(Collection entries)
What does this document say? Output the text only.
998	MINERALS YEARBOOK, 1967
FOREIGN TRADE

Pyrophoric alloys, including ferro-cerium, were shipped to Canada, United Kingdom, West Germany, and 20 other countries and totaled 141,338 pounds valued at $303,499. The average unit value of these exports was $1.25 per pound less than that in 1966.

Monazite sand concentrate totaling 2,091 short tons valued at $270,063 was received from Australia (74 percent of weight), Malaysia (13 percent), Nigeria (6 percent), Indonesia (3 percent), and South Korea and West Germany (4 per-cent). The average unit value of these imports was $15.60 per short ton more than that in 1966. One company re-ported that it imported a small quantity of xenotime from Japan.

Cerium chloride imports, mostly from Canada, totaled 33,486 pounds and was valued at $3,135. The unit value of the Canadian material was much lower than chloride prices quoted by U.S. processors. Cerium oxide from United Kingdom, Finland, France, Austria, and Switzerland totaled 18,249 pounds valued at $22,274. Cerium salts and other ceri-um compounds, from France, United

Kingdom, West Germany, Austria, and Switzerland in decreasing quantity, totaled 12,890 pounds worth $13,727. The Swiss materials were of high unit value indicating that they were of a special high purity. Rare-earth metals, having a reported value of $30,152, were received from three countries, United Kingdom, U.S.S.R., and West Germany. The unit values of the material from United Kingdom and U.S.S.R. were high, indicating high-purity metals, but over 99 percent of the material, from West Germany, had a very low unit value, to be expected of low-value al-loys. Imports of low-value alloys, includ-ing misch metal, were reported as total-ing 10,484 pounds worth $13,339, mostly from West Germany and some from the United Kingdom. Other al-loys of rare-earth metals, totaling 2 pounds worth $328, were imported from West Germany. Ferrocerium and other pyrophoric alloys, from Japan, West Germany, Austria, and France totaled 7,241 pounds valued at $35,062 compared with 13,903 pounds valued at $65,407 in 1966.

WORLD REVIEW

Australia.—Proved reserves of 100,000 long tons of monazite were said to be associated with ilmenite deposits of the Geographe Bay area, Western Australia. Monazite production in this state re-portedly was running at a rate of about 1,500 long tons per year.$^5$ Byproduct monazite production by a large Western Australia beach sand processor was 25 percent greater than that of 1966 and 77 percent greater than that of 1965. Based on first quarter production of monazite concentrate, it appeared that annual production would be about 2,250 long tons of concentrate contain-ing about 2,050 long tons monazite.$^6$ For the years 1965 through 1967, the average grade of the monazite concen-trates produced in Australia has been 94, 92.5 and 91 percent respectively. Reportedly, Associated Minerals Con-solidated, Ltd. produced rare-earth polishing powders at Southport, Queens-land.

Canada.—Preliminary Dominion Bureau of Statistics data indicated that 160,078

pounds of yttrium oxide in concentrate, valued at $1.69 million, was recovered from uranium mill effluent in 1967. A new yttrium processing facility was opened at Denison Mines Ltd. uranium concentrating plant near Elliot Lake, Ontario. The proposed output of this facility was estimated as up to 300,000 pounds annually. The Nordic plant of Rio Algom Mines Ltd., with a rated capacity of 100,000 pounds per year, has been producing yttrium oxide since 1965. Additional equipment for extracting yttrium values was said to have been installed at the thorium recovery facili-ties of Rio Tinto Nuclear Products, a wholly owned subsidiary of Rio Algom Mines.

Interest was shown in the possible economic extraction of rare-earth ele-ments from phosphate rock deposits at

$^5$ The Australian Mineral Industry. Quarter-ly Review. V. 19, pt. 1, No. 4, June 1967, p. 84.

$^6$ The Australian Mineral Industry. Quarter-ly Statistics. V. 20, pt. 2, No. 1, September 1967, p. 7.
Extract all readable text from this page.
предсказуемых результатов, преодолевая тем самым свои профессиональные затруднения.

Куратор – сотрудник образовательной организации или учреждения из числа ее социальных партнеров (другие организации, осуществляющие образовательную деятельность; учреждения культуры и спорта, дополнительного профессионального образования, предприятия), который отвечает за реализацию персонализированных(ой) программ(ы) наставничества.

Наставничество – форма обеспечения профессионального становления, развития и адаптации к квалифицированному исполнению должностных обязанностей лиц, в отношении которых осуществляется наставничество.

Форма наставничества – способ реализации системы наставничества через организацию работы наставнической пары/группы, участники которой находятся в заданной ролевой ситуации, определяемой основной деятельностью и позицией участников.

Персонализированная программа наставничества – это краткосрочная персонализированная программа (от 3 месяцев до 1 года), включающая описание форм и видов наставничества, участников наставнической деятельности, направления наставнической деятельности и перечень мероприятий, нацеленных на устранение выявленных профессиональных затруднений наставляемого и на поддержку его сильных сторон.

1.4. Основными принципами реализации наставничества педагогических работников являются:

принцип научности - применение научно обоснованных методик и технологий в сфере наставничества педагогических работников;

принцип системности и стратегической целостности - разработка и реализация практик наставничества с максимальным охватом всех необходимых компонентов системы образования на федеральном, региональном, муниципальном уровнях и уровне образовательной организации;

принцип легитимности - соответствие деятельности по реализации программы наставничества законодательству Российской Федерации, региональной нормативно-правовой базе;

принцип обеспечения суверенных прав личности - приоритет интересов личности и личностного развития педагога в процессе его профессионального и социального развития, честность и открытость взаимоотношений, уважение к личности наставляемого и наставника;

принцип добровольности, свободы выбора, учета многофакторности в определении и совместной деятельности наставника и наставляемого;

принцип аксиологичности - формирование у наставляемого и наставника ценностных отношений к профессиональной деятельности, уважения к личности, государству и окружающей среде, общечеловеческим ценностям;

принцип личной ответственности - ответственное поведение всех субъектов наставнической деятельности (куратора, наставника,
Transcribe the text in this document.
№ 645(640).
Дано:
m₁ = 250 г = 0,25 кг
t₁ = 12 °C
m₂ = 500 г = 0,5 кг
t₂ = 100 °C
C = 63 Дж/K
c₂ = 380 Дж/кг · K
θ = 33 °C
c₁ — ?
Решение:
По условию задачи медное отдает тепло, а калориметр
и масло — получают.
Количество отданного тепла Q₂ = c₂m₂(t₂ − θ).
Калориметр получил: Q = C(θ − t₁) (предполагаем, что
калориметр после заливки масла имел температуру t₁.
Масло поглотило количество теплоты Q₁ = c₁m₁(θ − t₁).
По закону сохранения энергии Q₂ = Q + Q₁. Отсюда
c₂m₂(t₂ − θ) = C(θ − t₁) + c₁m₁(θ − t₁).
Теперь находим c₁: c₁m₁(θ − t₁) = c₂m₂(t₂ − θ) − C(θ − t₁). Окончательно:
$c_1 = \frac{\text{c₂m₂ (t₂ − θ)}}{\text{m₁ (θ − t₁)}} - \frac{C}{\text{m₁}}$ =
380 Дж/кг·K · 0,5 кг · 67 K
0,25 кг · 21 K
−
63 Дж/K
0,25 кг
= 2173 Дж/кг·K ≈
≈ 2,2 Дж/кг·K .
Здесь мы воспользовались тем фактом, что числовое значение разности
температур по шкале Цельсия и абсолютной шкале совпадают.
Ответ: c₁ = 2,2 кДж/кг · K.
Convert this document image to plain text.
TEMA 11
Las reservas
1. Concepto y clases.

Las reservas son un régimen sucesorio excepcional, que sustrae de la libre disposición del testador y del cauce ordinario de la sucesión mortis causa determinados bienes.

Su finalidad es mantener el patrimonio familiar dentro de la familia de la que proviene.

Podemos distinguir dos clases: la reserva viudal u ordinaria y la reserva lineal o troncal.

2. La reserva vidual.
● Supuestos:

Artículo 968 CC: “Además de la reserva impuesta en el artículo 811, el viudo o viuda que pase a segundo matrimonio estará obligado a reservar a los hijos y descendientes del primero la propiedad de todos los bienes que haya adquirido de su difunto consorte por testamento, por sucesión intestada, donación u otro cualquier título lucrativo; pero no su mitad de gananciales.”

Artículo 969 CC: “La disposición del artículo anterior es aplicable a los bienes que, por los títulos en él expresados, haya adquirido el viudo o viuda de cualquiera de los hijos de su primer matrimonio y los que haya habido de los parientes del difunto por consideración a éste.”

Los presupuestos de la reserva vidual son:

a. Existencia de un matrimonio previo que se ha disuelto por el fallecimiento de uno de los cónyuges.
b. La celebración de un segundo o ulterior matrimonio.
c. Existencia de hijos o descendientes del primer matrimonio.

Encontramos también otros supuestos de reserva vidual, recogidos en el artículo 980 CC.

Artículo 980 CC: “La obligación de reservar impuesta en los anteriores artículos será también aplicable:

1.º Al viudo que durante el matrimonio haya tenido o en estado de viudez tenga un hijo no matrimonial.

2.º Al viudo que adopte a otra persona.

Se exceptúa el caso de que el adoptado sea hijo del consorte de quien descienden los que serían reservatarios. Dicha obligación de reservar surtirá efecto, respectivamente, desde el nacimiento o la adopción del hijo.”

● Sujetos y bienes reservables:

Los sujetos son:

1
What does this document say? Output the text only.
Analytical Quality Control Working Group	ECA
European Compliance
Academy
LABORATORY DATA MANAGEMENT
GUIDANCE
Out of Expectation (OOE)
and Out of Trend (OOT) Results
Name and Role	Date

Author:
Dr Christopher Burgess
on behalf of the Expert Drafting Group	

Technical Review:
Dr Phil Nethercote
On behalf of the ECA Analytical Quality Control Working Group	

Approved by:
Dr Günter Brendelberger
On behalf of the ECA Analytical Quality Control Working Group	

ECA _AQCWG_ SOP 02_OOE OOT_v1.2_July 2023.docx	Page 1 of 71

**Challenge**
Show the lines of the records that include the string "clases".

**Result of this exercise**
1. Concepto y clases.
Podemos distinguir dos clases: la reserva viudal u ordinaria y la reserva lineal o troncal.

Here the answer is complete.